■ **Goal A**
Render the records as a numbered list, starting at their first line and ending with the line that contains "- y-axis-label: Correctly", both ends included. Leave out blank lines.

How to Invest for an Uncertain Financial Future

The Snowball: Warren Buffett and the Business ...
The Snowball: Warren Buffett and the Business of Life (Photo credit: Wikipedia)
By Investmet U

Chicago, May.14, trading stocks .- In Friday's column, I laid out what I believe is the greatest threat facing financial markets today: the propensity of national governments to tax, spend and regulate too much. The unintended consequence is to suppress economic growth, discourage risk-taking by entrepreneurs and investors, and crowd out private borrowing.

How will this all end?

The truth is no one knows, although opinions abound. Some predict an inflationary spiral. Others call for a deflationary depression. Still others argue that we will muddle through relatively unscathed.

However, your financial well-being is too important to stake on some talking head's worldview or economic theory. Government profligacy has us sailing in uncharted waters. As an investor, you need to gird yourself for anything and run your portfolio accordingly. Here's what I mean...

Are we headed for an inflationary spiral? If we reach a point where the U.S. government tries to repudiate the debt by accelerating the borrowing and devaluing the greenback - not a foregone conclusion as some gold bugs would have you believe - the answer may be yes.

This means a generous portion of your net worth should be invested in real assets like gold, silver, Swiss francs, TIPS (Treasury Inflation-Protected Securities), commodities and real estate.

Own your home instead of renting, and sock money into bullion and coins, numismatics, foreign currency accounts either overseas or at financial institutions like EverBank, and own TIPS and commodity ETFs like iShares Barclays TIPS Bond Fund (NYSE: TIP) and iPath DJ-UBS Commodity Index (NYSE: DJP).

Of course, the champion spender among major governments is Japan, whose debt-to-GDP recently surpassed 250%. That's more than twice our own rate. Yet Japan's problem is not inflation but disinflation.

What thrives in a disinflationary environment is bonds. So you should also own a slug of high-grade and high-yield corporate bonds and munis. Individual bonds and low-cost ETFs are your best bet. Avoid leveraged bond funds - which will get killed when interest rates tick up - and be sure to ladder your maturities to insulate yourself from interest-rate risk.

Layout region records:
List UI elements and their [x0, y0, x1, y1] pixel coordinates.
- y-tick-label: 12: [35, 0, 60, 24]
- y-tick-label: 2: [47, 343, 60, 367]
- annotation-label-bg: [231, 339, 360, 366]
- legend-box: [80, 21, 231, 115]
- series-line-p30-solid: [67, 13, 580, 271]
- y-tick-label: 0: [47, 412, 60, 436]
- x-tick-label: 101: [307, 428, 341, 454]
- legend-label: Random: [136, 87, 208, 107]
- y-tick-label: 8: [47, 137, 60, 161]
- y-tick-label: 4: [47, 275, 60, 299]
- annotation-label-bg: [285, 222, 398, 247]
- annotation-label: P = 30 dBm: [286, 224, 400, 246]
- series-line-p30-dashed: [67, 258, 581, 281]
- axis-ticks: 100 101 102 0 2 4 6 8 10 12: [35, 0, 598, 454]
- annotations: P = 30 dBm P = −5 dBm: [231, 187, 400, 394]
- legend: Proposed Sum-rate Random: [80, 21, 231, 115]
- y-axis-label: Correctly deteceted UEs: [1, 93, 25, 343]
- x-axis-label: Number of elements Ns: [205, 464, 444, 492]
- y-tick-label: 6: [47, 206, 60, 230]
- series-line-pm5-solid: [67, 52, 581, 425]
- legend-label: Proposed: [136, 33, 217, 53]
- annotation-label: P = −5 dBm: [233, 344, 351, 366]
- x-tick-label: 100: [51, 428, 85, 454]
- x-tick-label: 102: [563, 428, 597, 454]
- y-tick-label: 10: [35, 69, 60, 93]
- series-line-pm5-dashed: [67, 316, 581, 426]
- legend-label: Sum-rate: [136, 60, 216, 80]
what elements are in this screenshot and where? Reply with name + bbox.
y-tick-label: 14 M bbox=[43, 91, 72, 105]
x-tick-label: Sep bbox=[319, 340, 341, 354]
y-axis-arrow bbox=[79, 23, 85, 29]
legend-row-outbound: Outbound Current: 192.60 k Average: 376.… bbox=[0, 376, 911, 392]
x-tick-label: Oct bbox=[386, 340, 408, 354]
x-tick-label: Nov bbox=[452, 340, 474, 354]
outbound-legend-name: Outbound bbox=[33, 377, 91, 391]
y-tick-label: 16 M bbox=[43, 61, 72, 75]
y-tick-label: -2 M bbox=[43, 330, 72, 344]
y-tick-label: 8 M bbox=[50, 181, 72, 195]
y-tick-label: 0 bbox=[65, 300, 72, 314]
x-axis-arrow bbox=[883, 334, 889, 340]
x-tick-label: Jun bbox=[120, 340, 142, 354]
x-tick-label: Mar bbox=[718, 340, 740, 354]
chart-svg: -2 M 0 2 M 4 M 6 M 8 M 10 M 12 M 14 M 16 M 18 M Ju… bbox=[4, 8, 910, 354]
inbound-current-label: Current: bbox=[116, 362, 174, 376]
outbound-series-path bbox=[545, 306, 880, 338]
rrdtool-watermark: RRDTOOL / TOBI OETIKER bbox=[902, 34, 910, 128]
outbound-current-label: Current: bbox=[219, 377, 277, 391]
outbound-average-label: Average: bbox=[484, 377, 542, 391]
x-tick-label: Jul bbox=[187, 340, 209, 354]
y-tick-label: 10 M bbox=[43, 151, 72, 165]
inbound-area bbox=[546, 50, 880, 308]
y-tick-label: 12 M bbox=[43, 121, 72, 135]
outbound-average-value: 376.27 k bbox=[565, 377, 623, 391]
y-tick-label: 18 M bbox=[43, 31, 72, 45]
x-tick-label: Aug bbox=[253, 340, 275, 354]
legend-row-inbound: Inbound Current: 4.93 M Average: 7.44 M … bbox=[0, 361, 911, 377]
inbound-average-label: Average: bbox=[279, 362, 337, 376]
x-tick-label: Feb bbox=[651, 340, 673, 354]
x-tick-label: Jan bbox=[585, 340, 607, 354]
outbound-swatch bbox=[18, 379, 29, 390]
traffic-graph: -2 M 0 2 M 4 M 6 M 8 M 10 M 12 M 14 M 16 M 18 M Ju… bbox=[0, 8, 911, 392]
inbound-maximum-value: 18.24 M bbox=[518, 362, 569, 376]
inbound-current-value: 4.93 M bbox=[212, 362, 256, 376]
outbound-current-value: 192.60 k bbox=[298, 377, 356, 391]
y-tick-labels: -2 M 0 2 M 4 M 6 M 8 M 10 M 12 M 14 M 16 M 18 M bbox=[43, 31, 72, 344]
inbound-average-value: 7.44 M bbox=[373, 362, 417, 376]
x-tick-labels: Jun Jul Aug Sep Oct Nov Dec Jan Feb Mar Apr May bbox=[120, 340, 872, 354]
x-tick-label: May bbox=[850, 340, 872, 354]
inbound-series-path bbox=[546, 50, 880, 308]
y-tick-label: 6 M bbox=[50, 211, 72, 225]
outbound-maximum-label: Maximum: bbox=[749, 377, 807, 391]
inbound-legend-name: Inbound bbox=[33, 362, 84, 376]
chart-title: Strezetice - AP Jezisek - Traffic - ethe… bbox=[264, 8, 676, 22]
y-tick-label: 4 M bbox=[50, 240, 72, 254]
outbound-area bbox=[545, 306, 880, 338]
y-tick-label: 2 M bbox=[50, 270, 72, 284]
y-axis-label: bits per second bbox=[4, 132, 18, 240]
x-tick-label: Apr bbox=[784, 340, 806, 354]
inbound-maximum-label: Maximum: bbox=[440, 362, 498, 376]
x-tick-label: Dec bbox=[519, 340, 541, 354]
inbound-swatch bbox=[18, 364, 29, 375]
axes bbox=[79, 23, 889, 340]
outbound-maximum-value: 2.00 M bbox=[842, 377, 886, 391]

■ **Goal B**
Answer these questions from the article on investing for an uncertain financial future:
(i) What debt-to-GDP level has Japan recently surpassed?
(ii) Which commodity ETF does the article name, with its ticker?
(iii) What kind of bond fund does the article say to avoid?

■ **Correct output A**
1. List UI elements and their [x0, y0, x1, y1] pixel coordinates.
2. - y-tick-label: 12: [35, 0, 60, 24]
3. - y-tick-label: 2: [47, 343, 60, 367]
4. - annotation-label-bg: [231, 339, 360, 366]
5. - legend-box: [80, 21, 231, 115]
6. - series-line-p30-solid: [67, 13, 580, 271]
7. - y-tick-label: 0: [47, 412, 60, 436]
8. - x-tick-label: 101: [307, 428, 341, 454]
9. - legend-label: Random: [136, 87, 208, 107]
10. - y-tick-label: 8: [47, 137, 60, 161]
11. - y-tick-label: 4: [47, 275, 60, 299]
12. - annotation-label-bg: [285, 222, 398, 247]
13. - annotation-label: P = 30 dBm: [286, 224, 400, 246]
14. - series-line-p30-dashed: [67, 258, 581, 281]
15. - axis-ticks: 100 101 102 0 2 4 6 8 10 12: [35, 0, 598, 454]
16. - annotations: P = 30 dBm P = −5 dBm: [231, 187, 400, 394]
17. - legend: Proposed Sum-rate Random: [80, 21, 231, 115]
18. - y-axis-label: Correctly deteceted UEs: [1, 93, 25, 343]

■ **Correct output B**
(i) 250%
(ii) iPath DJ-UBS Commodity Index (NYSE: DJP)
(iii) Leveraged bond funds